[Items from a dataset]
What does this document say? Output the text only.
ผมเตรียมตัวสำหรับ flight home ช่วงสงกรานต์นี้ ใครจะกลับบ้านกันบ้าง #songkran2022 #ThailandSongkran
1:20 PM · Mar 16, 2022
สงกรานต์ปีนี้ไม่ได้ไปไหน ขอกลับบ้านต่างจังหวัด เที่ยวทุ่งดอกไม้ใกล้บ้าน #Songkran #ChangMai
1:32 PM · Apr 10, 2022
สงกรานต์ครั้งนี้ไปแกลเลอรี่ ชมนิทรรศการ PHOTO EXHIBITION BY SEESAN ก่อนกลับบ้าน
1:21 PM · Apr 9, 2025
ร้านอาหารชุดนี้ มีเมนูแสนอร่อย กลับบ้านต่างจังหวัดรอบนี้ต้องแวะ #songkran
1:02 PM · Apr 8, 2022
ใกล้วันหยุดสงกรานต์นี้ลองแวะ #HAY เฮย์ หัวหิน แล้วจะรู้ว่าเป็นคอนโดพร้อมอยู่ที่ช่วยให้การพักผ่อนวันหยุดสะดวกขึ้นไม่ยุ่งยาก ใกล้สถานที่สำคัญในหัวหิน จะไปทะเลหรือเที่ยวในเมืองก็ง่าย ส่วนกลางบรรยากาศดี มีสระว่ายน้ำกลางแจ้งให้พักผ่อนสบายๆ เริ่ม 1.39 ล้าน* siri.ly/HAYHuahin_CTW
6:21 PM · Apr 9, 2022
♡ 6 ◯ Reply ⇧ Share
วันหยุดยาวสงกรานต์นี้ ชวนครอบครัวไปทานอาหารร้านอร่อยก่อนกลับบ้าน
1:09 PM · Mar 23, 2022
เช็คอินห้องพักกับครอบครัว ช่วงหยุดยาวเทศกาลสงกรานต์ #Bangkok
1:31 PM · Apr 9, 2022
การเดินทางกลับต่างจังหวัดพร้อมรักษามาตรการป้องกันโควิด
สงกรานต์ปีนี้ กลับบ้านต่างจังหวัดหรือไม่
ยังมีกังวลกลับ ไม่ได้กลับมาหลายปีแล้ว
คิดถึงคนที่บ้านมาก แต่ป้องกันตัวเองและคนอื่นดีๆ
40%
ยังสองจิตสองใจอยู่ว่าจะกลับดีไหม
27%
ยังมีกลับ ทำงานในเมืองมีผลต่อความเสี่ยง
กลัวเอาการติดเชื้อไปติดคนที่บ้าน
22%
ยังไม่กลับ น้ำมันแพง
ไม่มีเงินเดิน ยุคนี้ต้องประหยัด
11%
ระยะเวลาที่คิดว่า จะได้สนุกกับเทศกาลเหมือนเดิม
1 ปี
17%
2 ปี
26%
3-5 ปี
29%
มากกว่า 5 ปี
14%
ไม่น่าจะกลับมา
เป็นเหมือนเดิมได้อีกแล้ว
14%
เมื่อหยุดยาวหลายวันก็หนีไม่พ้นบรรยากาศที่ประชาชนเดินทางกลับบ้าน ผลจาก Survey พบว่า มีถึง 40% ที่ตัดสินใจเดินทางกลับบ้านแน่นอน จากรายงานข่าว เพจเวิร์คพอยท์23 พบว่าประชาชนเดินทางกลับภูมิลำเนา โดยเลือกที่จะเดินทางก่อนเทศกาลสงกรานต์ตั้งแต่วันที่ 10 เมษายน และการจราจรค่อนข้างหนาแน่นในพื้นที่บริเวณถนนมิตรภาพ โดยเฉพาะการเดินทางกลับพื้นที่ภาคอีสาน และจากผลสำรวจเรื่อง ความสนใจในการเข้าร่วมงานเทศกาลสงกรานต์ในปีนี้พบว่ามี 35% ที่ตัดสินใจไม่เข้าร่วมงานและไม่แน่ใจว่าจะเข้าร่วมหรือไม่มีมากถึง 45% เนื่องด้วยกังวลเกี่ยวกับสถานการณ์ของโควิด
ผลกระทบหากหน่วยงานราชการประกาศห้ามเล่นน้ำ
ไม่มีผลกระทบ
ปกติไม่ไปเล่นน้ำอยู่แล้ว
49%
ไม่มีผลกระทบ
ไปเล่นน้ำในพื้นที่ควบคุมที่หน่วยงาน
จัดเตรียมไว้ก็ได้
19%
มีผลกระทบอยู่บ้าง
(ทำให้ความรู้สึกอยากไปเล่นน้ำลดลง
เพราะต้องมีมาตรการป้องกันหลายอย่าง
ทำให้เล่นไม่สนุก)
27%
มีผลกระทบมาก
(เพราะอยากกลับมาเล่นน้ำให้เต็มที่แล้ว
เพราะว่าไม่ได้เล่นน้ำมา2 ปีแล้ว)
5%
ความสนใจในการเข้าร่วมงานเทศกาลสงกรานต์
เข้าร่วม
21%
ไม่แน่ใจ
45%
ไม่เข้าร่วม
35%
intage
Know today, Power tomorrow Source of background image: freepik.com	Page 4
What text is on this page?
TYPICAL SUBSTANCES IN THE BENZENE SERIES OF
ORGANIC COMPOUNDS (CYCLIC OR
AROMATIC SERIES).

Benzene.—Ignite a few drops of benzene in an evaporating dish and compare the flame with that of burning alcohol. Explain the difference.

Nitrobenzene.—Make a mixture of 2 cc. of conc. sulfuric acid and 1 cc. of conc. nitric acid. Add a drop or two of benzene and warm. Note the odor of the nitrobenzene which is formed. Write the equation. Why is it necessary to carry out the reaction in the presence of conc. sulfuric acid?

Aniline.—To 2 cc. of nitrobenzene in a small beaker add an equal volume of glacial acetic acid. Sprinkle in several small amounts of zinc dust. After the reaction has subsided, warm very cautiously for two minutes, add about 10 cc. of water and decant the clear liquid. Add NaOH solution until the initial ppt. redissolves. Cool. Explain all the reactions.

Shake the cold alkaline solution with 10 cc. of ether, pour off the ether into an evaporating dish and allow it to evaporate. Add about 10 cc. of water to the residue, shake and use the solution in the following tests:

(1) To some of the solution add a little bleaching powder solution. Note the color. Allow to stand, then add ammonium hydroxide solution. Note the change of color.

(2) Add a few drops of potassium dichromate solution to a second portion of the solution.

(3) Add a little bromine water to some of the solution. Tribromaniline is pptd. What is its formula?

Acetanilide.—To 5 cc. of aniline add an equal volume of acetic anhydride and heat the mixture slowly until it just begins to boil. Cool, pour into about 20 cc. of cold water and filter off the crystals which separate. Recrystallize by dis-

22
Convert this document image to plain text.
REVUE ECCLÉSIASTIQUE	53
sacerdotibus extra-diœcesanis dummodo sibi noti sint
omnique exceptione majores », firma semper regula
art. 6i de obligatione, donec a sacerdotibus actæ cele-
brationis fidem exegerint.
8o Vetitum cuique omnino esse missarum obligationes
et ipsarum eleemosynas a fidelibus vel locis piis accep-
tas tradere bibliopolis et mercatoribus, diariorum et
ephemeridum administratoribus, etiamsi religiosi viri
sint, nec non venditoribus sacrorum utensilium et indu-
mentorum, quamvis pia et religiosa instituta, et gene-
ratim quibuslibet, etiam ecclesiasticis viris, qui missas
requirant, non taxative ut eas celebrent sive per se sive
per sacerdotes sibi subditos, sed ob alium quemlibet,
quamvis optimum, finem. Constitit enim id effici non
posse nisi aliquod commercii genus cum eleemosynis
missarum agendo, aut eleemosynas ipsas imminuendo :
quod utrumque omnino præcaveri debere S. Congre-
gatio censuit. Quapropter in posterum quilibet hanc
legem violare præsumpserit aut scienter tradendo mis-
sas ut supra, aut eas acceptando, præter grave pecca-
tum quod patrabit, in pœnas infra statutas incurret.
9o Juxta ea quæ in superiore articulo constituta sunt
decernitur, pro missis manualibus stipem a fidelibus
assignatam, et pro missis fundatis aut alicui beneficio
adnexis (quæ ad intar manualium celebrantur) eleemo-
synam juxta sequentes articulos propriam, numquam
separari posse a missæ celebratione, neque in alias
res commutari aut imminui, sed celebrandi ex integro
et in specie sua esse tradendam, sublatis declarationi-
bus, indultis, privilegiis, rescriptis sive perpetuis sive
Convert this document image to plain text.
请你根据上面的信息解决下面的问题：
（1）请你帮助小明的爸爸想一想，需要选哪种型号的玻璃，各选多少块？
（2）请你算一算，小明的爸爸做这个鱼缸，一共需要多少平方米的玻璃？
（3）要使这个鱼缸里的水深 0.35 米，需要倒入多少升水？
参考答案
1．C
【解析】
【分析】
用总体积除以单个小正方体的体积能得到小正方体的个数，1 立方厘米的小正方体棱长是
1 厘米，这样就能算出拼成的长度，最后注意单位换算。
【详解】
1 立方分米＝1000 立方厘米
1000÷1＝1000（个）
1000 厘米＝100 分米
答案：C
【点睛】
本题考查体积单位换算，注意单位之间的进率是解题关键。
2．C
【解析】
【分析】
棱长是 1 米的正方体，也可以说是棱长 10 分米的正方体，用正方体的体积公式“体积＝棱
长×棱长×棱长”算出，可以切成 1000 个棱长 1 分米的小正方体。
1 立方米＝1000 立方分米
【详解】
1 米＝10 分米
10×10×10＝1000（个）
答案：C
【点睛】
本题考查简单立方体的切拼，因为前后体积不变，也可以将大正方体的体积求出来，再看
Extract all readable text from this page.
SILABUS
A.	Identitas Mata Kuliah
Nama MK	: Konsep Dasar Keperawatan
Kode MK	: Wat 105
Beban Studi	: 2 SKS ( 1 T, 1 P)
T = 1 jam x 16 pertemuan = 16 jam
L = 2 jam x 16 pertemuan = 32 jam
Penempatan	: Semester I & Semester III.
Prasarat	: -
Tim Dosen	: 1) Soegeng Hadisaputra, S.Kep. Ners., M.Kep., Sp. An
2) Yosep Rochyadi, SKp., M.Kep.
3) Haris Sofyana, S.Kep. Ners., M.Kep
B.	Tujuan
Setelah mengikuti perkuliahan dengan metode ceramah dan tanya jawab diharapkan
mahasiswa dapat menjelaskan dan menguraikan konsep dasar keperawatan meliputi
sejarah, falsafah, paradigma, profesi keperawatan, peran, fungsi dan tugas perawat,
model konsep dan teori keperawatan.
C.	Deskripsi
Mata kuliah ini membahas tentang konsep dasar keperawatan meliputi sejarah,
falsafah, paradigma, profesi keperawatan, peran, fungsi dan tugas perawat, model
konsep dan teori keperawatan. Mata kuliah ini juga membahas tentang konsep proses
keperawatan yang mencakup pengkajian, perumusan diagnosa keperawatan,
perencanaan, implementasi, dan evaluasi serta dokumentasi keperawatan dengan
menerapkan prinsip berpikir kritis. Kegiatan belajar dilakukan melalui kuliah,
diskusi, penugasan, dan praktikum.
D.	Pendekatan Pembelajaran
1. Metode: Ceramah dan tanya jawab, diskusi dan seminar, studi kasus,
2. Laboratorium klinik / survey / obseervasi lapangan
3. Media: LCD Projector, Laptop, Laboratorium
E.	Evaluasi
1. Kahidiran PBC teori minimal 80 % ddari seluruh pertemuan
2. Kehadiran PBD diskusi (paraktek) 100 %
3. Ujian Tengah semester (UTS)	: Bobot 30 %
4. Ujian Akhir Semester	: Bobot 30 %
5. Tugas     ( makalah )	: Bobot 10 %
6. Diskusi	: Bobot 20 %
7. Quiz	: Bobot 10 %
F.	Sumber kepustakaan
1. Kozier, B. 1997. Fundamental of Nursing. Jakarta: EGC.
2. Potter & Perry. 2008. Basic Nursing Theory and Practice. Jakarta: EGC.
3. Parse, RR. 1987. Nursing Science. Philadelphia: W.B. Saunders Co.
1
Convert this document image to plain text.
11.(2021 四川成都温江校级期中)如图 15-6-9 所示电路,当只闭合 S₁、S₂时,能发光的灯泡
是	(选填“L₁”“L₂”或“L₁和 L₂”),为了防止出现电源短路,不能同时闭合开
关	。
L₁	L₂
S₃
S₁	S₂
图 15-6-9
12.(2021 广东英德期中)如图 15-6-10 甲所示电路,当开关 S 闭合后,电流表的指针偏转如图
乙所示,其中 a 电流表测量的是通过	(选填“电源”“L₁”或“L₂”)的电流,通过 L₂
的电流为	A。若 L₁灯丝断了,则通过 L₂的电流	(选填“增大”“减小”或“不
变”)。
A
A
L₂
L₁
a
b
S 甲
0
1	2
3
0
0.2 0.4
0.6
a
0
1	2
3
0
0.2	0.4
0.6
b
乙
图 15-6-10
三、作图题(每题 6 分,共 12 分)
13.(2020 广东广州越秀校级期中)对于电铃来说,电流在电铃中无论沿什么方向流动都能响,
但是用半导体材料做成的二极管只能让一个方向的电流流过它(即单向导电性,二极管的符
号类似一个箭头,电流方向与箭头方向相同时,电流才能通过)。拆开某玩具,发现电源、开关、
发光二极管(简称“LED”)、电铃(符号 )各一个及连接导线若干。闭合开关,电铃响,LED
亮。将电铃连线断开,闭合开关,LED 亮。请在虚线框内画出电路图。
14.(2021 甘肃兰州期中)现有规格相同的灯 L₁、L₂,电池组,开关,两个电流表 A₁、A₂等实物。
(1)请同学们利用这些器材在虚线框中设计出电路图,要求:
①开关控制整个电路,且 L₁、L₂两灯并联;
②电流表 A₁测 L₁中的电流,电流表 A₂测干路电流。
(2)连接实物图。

» Task description: Answer only with how many lines in the records include "ทำให".

» Task response: 2